[Records from a dataset]
## BEGIN

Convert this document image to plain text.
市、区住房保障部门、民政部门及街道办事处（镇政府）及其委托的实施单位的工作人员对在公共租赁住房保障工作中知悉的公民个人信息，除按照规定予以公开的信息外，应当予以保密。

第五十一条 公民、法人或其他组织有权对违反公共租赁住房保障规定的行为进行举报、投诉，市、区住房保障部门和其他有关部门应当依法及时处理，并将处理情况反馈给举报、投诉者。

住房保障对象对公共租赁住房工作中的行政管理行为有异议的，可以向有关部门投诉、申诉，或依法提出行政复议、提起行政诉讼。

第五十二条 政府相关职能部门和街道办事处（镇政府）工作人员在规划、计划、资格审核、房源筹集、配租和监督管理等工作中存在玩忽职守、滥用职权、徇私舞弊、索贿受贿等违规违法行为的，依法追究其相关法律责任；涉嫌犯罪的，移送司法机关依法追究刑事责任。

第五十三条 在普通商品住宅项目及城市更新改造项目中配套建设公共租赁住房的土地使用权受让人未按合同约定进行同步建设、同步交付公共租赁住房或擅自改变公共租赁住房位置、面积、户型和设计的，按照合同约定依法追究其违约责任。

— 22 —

## END

GOAL: Without changing a word, restate the whole listing.

FINAL RESULT:
Convert this document image to plain text.
市、区住房保障部门、民政部门及街道办事处（镇政府）及其委托的实施单位的工作人员对在公共租赁住房保障工作中知悉的公民个人信息，除按照规定予以公开的信息外，应当予以保密。

第五十一条 公民、法人或其他组织有权对违反公共租赁住房保障规定的行为进行举报、投诉，市、区住房保障部门和其他有关部门应当依法及时处理，并将处理情况反馈给举报、投诉者。

住房保障对象对公共租赁住房工作中的行政管理行为有异议的，可以向有关部门投诉、申诉，或依法提出行政复议、提起行政诉讼。

第五十二条 政府相关职能部门和街道办事处（镇政府）工作人员在规划、计划、资格审核、房源筹集、配租和监督管理等工作中存在玩忽职守、滥用职权、徇私舞弊、索贿受贿等违规违法行为的，依法追究其相关法律责任；涉嫌犯罪的，移送司法机关依法追究刑事责任。

第五十三条 在普通商品住宅项目及城市更新改造项目中配套建设公共租赁住房的土地使用权受让人未按合同约定进行同步建设、同步交付公共租赁住房或擅自改变公共租赁住房位置、面积、户型和设计的，按照合同约定依法追究其违约责任。

— 22 —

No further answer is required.